→ **Figure dataset records**:
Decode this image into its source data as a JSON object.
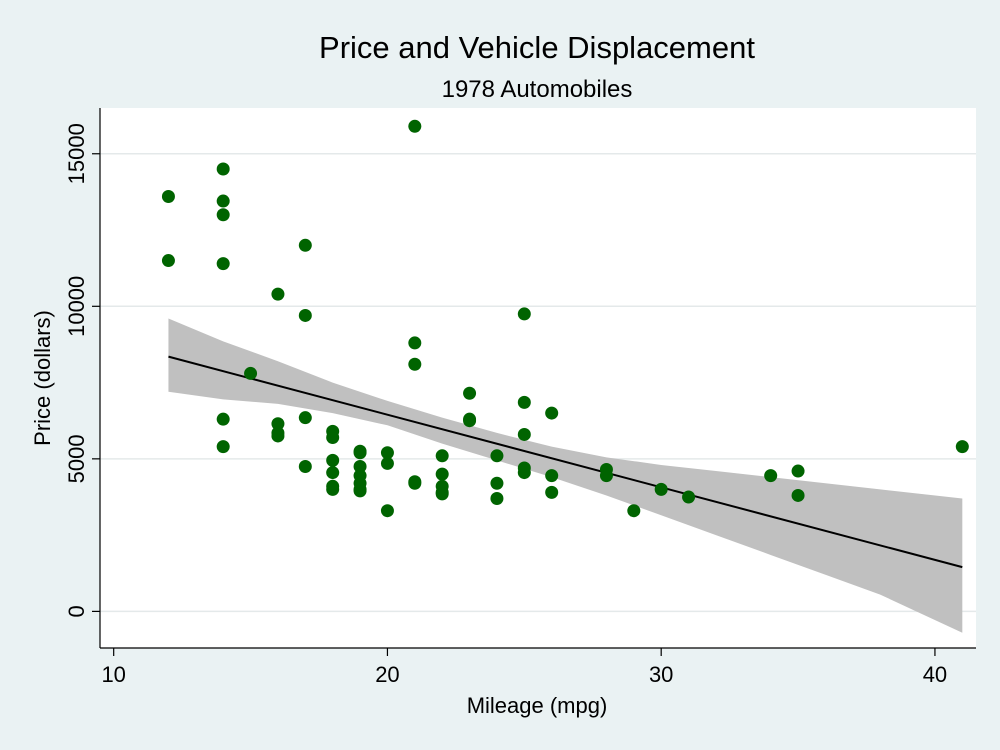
{
  "chart_data": {
    "type": "scatter",
    "title": "Price and Vehicle Displacement",
    "subtitle": "1978 Automobiles",
    "xlabel": "Mileage (mpg)",
    "ylabel": "Price (dollars)",
    "xlim": [
      9.5,
      41.5
    ],
    "ylim": [
      -1200,
      16500
    ],
    "xticks": [
      10,
      20,
      30,
      40
    ],
    "yticks": [
      0,
      5000,
      10000,
      15000
    ],
    "grid": "horizontal",
    "colors": {
      "points": "#006400",
      "band": "#c0c0c0",
      "line": "#000000",
      "background": "#eaf2f3",
      "plot": "#ffffff"
    },
    "points": [
      [
        12,
        13600
      ],
      [
        12,
        11500
      ],
      [
        14,
        14500
      ],
      [
        14,
        13450
      ],
      [
        14,
        13000
      ],
      [
        14,
        11400
      ],
      [
        14,
        6300
      ],
      [
        14,
        5400
      ],
      [
        15,
        7800
      ],
      [
        16,
        10400
      ],
      [
        16,
        6150
      ],
      [
        16,
        5850
      ],
      [
        16,
        5750
      ],
      [
        17,
        12000
      ],
      [
        17,
        9700
      ],
      [
        17,
        6350
      ],
      [
        17,
        4750
      ],
      [
        18,
        5900
      ],
      [
        18,
        5700
      ],
      [
        18,
        4950
      ],
      [
        18,
        4550
      ],
      [
        18,
        4100
      ],
      [
        18,
        4000
      ],
      [
        19,
        5250
      ],
      [
        19,
        5200
      ],
      [
        19,
        4750
      ],
      [
        19,
        4450
      ],
      [
        19,
        4200
      ],
      [
        19,
        4000
      ],
      [
        19,
        3950
      ],
      [
        20,
        5200
      ],
      [
        20,
        4850
      ],
      [
        20,
        3300
      ],
      [
        21,
        15900
      ],
      [
        21,
        8800
      ],
      [
        21,
        8100
      ],
      [
        21,
        4250
      ],
      [
        21,
        4200
      ],
      [
        22,
        5100
      ],
      [
        22,
        4500
      ],
      [
        22,
        4100
      ],
      [
        22,
        3900
      ],
      [
        22,
        3850
      ],
      [
        23,
        7150
      ],
      [
        23,
        6300
      ],
      [
        23,
        6250
      ],
      [
        24,
        5100
      ],
      [
        24,
        4200
      ],
      [
        24,
        3700
      ],
      [
        25,
        9750
      ],
      [
        25,
        6850
      ],
      [
        25,
        5800
      ],
      [
        25,
        4700
      ],
      [
        25,
        4550
      ],
      [
        26,
        6500
      ],
      [
        26,
        4450
      ],
      [
        26,
        3900
      ],
      [
        28,
        4650
      ],
      [
        28,
        4450
      ],
      [
        29,
        3300
      ],
      [
        30,
        4000
      ],
      [
        31,
        3750
      ],
      [
        34,
        4450
      ],
      [
        35,
        4600
      ],
      [
        35,
        3800
      ],
      [
        41,
        5400
      ]
    ],
    "fit": {
      "x": [
        12,
        41
      ],
      "y": [
        8350,
        1450
      ]
    },
    "ci": {
      "x": [
        12,
        14,
        16,
        18,
        20,
        22,
        24,
        26,
        28,
        30,
        32,
        34,
        36,
        38,
        41
      ],
      "upper": [
        9600,
        8850,
        8200,
        7500,
        6900,
        6350,
        5850,
        5400,
        5050,
        4800,
        4600,
        4400,
        4200,
        4000,
        3700
      ],
      "lower": [
        7200,
        6950,
        6800,
        6500,
        6100,
        5500,
        4950,
        4400,
        3800,
        3150,
        2500,
        1850,
        1200,
        550,
        -700
      ]
    }
  }
}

→ **What the task asks**:
Repeat the records in full, exactly as they appear, without the pictures.

→ **The completed task**:
Decode this image into its source data as a JSON object.
{
  "chart_data": {
    "type": "scatter",
    "title": "Price and Vehicle Displacement",
    "subtitle": "1978 Automobiles",
    "xlabel": "Mileage (mpg)",
    "ylabel": "Price (dollars)",
    "xlim": [
      9.5,
      41.5
    ],
    "ylim": [
      -1200,
      16500
    ],
    "xticks": [
      10,
      20,
      30,
      40
    ],
    "yticks": [
      0,
      5000,
      10000,
      15000
    ],
    "grid": "horizontal",
    "colors": {
      "points": "#006400",
      "band": "#c0c0c0",
      "line": "#000000",
      "background": "#eaf2f3",
      "plot": "#ffffff"
    },
    "points": [
      [
        12,
        13600
      ],
      [
        12,
        11500
      ],
      [
        14,
        14500
      ],
      [
        14,
        13450
      ],
      [
        14,
        13000
      ],
      [
        14,
        11400
      ],
      [
        14,
        6300
      ],
      [
        14,
        5400
      ],
      [
        15,
        7800
      ],
      [
        16,
        10400
      ],
      [
        16,
        6150
      ],
      [
        16,
        5850
      ],
      [
        16,
        5750
      ],
      [
        17,
        12000
      ],
      [
        17,
        9700
      ],
      [
        17,
        6350
      ],
      [
        17,
        4750
      ],
      [
        18,
        5900
      ],
      [
        18,
        5700
      ],
      [
        18,
        4950
      ],
      [
        18,
        4550
      ],
      [
        18,
        4100
      ],
      [
        18,
        4000
      ],
      [
        19,
        5250
      ],
      [
        19,
        5200
      ],
      [
        19,
        4750
      ],
      [
        19,
        4450
      ],
      [
        19,
        4200
      ],
      [
        19,
        4000
      ],
      [
        19,
        3950
      ],
      [
        20,
        5200
      ],
      [
        20,
        4850
      ],
      [
        20,
        3300
      ],
      [
        21,
        15900
      ],
      [
        21,
        8800
      ],
      [
        21,
        8100
      ],
      [
        21,
        4250
      ],
      [
        21,
        4200
      ],
      [
        22,
        5100
      ],
      [
        22,
        4500
      ],
      [
        22,
        4100
      ],
      [
        22,
        3900
      ],
      [
        22,
        3850
      ],
      [
        23,
        7150
      ],
      [
        23,
        6300
      ],
      [
        23,
        6250
      ],
      [
        24,
        5100
      ],
      [
        24,
        4200
      ],
      [
        24,
        3700
      ],
      [
        25,
        9750
      ],
      [
        25,
        6850
      ],
      [
        25,
        5800
      ],
      [
        25,
        4700
      ],
      [
        25,
        4550
      ],
      [
        26,
        6500
      ],
      [
        26,
        4450
      ],
      [
        26,
        3900
      ],
      [
        28,
        4650
      ],
      [
        28,
        4450
      ],
      [
        29,
        3300
      ],
      [
        30,
        4000
      ],
      [
        31,
        3750
      ],
      [
        34,
        4450
      ],
      [
        35,
        4600
      ],
      [
        35,
        3800
      ],
      [
        41,
        5400
      ]
    ],
    "fit": {
      "x": [
        12,
        41
      ],
      "y": [
        8350,
        1450
      ]
    },
    "ci": {
      "x": [
        12,
        14,
        16,
        18,
        20,
        22,
        24,
        26,
        28,
        30,
        32,
        34,
        36,
        38,
        41
      ],
      "upper": [
        9600,
        8850,
        8200,
        7500,
        6900,
        6350,
        5850,
        5400,
        5050,
        4800,
        4600,
        4400,
        4200,
        4000,
        3700
      ],
      "lower": [
        7200,
        6950,
        6800,
        6500,
        6100,
        5500,
        4950,
        4400,
        3800,
        3150,
        2500,
        1850,
        1200,
        550,
        -700
      ]
    }
  }
}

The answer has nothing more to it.